# Goal
Track down the lines that contain "html" and copy them.

# Stored data
------------------------------------------------

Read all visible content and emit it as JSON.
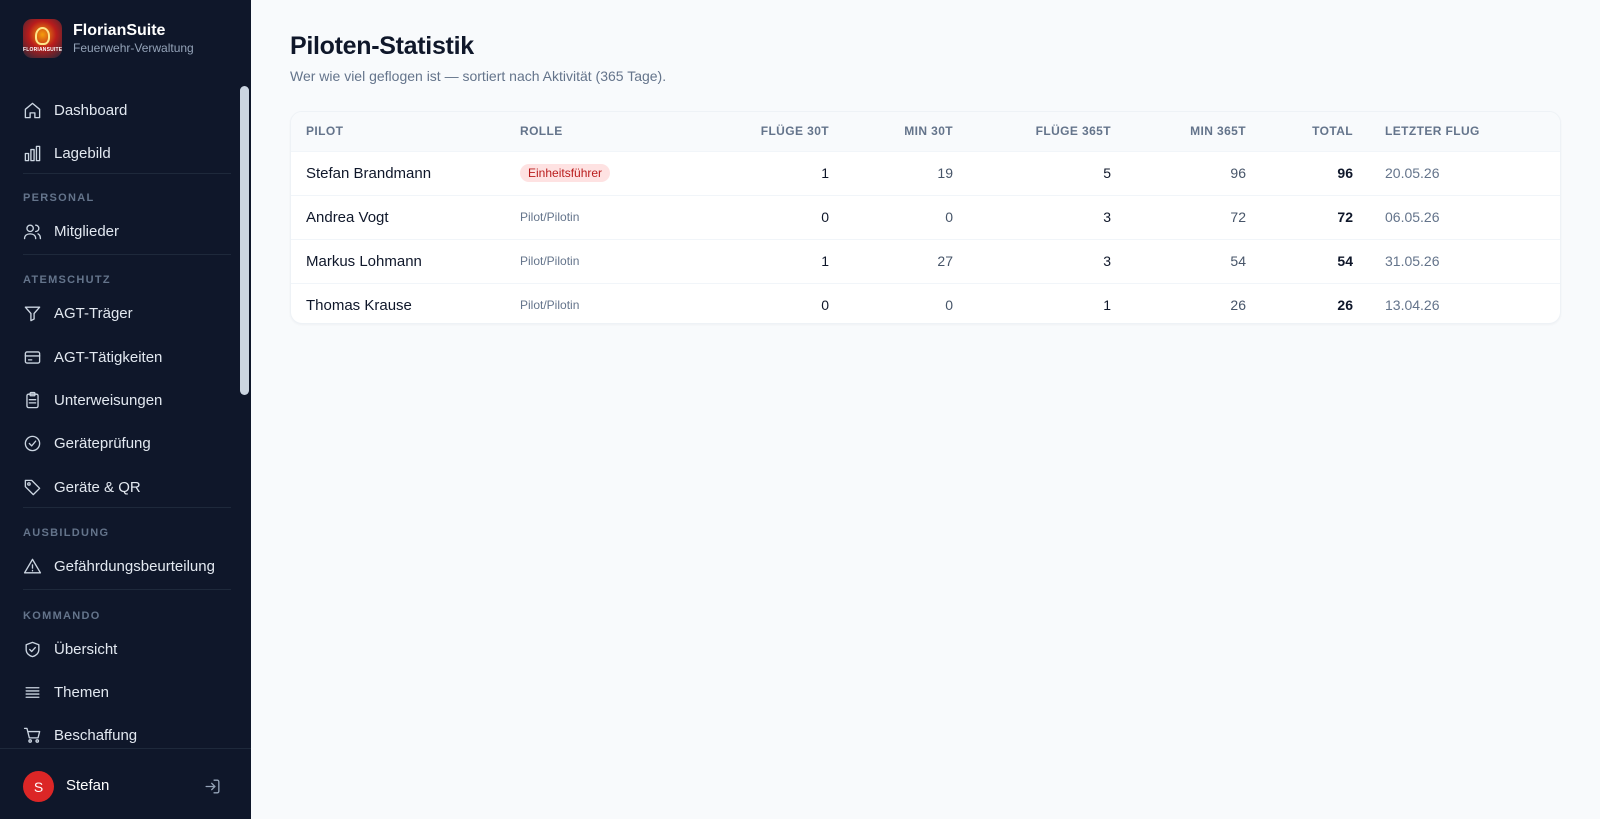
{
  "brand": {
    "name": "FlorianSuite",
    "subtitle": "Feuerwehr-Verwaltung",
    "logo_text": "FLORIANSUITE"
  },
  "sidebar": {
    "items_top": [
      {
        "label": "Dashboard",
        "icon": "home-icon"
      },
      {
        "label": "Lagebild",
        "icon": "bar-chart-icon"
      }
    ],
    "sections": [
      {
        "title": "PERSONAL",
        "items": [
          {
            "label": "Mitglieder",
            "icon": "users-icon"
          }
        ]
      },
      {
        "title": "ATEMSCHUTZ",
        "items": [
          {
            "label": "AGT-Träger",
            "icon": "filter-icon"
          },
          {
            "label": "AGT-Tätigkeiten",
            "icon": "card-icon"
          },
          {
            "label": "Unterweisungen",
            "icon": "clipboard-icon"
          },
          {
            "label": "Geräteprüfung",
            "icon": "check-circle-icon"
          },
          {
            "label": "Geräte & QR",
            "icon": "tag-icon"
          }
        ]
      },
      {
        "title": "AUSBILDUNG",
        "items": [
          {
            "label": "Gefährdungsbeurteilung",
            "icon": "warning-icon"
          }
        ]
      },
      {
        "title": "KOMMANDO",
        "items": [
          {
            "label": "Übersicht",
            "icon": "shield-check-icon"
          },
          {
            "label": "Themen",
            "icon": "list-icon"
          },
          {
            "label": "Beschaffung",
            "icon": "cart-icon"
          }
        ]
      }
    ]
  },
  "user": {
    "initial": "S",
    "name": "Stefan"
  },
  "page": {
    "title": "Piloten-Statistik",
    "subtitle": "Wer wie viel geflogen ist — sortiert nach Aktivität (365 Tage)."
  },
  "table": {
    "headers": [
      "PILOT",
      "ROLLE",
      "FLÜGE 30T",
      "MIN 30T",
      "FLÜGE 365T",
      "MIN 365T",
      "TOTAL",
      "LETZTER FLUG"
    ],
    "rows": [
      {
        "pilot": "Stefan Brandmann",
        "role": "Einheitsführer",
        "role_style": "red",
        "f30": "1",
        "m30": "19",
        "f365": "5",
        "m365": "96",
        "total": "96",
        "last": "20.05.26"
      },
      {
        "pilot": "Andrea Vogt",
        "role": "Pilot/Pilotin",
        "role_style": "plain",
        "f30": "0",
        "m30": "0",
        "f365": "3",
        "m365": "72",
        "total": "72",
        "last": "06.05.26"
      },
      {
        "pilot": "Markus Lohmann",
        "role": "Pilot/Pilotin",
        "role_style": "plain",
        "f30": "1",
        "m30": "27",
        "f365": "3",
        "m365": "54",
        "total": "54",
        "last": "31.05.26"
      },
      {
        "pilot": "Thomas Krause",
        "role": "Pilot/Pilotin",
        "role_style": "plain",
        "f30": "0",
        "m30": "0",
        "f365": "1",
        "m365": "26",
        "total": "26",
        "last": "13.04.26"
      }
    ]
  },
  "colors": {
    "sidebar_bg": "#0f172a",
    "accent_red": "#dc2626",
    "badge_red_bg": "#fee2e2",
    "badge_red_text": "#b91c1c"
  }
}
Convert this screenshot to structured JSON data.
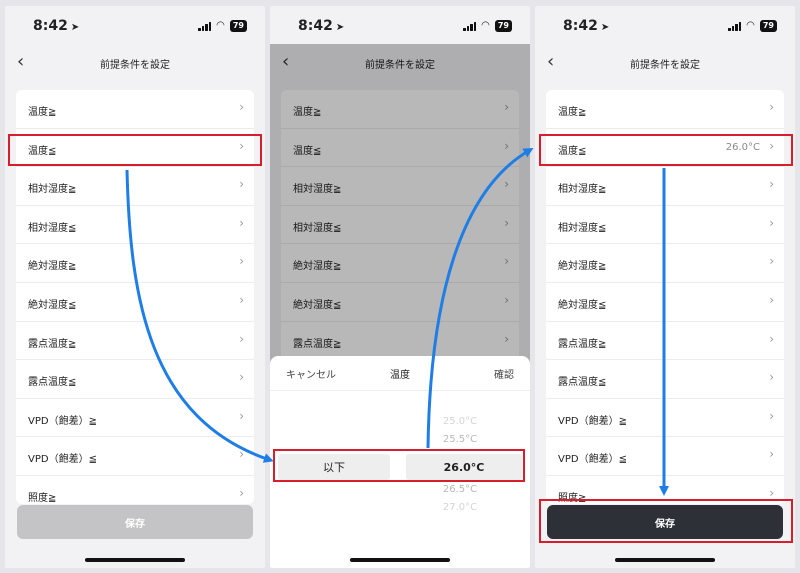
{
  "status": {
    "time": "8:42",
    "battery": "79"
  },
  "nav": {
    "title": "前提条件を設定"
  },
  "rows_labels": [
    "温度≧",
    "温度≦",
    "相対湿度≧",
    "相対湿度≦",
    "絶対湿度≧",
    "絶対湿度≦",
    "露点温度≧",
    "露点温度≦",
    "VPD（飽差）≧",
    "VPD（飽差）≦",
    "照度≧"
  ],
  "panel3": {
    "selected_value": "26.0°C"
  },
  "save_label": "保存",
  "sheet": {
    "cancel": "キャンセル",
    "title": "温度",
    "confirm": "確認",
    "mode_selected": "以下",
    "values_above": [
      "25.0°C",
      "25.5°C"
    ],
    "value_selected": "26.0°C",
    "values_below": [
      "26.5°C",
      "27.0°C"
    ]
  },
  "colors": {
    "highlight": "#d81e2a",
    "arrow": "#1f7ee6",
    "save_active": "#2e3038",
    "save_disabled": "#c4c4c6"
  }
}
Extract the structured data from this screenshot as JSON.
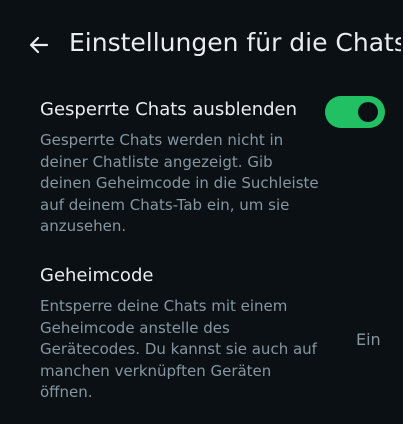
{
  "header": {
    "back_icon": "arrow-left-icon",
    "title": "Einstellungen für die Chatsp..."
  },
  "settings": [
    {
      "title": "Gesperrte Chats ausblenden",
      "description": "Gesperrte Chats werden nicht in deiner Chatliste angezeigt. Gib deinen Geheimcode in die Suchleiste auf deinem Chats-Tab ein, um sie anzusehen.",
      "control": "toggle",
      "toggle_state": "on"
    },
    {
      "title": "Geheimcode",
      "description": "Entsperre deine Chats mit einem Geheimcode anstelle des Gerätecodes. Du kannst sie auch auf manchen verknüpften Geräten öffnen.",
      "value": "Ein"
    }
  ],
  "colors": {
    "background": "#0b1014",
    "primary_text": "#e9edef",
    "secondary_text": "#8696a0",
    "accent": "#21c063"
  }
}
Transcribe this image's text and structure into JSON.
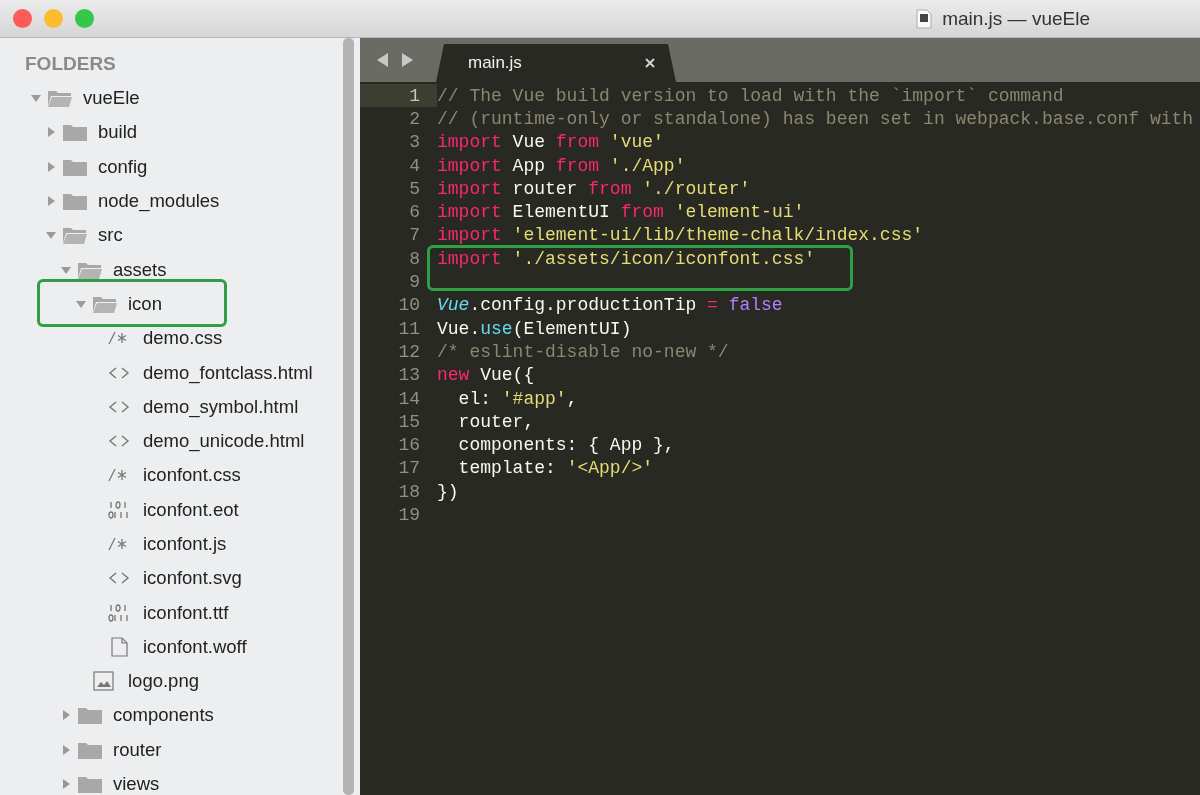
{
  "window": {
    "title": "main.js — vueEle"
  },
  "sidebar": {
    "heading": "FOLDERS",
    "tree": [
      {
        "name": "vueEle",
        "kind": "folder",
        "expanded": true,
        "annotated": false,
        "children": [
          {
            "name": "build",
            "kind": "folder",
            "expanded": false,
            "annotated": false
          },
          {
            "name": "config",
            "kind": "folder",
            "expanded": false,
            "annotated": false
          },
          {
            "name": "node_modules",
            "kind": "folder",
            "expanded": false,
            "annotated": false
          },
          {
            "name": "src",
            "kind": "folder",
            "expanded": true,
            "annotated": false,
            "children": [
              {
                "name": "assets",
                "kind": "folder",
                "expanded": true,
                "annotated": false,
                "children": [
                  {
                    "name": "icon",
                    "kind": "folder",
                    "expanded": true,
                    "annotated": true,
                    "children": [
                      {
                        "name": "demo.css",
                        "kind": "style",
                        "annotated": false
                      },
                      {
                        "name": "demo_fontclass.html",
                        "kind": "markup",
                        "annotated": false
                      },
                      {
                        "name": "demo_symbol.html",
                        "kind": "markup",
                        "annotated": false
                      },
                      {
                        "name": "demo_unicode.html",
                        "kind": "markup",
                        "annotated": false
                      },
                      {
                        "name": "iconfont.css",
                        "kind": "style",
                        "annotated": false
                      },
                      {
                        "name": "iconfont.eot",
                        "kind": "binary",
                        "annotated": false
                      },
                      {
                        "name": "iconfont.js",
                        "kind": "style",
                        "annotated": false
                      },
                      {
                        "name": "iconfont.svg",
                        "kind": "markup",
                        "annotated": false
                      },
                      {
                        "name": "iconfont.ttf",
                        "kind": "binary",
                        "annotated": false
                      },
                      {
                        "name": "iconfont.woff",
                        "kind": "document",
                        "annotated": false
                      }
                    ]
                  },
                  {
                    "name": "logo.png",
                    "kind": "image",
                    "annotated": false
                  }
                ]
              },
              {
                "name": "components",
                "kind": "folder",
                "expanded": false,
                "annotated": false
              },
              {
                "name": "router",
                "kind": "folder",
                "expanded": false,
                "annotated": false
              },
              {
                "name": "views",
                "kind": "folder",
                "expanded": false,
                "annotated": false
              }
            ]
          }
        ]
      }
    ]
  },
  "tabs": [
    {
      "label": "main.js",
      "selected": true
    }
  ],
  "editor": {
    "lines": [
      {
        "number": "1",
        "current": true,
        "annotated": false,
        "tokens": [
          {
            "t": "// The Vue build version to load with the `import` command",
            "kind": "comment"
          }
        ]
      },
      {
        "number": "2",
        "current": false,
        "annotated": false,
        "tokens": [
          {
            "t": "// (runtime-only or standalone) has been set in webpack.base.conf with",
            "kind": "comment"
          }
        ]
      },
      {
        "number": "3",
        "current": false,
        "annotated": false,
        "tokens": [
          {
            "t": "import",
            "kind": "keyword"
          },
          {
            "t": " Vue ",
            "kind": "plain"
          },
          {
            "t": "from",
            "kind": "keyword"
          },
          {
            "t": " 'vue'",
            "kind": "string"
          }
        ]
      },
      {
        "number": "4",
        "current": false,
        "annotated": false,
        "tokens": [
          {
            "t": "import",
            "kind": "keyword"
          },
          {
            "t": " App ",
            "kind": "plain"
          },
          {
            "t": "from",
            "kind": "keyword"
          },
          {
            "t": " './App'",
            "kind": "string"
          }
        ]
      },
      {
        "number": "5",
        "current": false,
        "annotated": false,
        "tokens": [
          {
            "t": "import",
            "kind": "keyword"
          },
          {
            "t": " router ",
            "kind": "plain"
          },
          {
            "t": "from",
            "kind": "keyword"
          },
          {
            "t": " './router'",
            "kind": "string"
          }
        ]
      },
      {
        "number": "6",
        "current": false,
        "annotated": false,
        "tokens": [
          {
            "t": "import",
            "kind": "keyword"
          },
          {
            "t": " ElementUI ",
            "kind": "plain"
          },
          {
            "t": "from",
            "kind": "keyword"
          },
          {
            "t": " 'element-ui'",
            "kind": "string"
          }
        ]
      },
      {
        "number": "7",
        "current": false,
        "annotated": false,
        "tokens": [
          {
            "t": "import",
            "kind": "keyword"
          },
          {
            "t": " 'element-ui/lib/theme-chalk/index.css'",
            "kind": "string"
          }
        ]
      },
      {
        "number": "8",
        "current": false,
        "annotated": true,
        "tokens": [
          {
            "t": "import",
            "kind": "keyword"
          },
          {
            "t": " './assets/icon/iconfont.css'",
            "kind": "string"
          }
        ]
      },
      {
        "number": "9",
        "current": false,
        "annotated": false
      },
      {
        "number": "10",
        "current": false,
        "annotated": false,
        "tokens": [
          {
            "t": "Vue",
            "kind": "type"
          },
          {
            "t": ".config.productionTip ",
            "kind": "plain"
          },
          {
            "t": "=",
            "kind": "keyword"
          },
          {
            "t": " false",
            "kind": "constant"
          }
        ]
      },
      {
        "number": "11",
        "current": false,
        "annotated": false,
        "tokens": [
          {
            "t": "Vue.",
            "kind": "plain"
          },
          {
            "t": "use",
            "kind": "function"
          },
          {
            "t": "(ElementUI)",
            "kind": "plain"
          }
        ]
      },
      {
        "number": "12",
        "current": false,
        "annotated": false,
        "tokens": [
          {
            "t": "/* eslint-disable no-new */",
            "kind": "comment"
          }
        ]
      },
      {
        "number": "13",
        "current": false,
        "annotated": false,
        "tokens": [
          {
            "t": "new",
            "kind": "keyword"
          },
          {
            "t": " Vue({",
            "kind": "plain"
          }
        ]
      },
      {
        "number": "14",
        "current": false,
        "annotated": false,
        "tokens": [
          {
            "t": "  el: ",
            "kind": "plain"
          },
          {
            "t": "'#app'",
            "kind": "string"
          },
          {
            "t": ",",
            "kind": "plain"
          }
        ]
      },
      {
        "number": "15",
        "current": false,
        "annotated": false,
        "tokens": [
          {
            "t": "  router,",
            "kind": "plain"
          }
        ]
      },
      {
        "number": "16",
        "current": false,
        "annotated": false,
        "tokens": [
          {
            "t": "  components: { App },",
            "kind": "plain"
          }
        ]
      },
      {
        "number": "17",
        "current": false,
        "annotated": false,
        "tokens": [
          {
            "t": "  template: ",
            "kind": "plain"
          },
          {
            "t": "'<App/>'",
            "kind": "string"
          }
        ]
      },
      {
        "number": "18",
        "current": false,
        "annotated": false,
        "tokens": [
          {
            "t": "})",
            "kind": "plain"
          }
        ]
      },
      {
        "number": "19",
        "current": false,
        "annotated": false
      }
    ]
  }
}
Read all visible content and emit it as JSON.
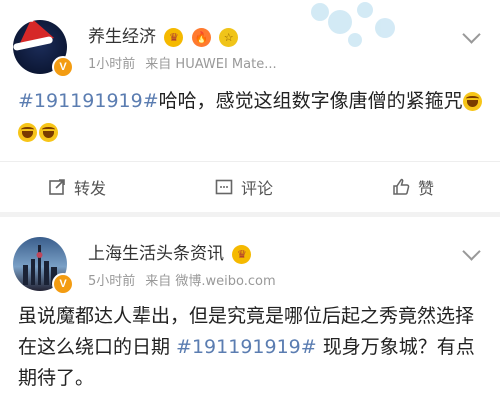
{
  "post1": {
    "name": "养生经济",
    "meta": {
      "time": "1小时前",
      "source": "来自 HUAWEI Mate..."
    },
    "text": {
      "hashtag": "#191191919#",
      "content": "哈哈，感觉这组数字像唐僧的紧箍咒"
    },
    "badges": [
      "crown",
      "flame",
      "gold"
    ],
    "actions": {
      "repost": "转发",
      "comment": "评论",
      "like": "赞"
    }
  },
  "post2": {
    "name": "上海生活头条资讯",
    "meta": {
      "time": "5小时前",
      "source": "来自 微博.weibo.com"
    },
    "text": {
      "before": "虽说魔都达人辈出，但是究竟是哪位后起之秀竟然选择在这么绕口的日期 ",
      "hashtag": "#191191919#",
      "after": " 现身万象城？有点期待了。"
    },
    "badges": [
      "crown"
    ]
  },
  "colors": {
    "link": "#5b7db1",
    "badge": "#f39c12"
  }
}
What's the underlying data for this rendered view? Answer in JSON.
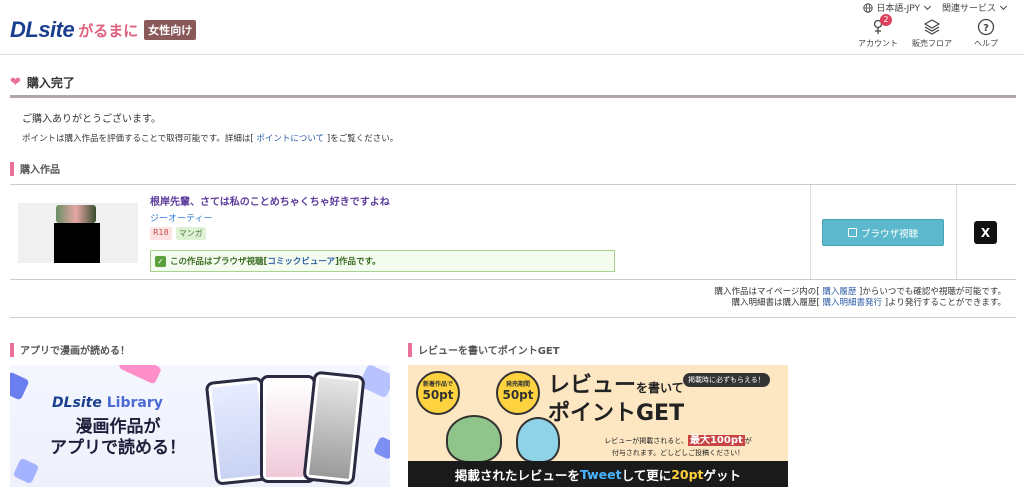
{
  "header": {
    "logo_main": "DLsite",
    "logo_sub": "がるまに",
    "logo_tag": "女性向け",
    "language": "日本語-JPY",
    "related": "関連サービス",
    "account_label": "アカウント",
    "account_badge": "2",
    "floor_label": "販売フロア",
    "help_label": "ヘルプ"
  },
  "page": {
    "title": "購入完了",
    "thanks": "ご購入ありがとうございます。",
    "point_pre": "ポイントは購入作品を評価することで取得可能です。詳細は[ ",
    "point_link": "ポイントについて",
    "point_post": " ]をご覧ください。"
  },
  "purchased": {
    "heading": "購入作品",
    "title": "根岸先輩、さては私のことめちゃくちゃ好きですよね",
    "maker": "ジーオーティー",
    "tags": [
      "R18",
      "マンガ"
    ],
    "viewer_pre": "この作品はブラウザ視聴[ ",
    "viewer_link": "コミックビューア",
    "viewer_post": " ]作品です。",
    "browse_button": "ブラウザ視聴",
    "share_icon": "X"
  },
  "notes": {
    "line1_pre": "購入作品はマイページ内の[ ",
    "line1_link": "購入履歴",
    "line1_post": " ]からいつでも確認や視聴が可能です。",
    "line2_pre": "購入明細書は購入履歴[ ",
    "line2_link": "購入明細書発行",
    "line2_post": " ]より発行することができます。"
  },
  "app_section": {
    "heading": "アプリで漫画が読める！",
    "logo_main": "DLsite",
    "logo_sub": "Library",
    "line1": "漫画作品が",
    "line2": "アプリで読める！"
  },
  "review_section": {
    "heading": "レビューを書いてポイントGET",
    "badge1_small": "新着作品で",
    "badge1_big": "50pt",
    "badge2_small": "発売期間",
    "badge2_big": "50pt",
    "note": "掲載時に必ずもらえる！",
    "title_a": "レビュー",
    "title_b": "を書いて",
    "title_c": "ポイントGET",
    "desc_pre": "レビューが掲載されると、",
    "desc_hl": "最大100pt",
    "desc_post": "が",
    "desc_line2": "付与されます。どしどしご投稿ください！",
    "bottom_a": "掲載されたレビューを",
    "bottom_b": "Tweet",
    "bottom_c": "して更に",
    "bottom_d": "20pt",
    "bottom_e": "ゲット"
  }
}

------------------------------------------------

# Complete output
                        "name": "demo_fontclass.html",
                        "name": "demo_symbol.html",
                        "name": "demo_unicode.html",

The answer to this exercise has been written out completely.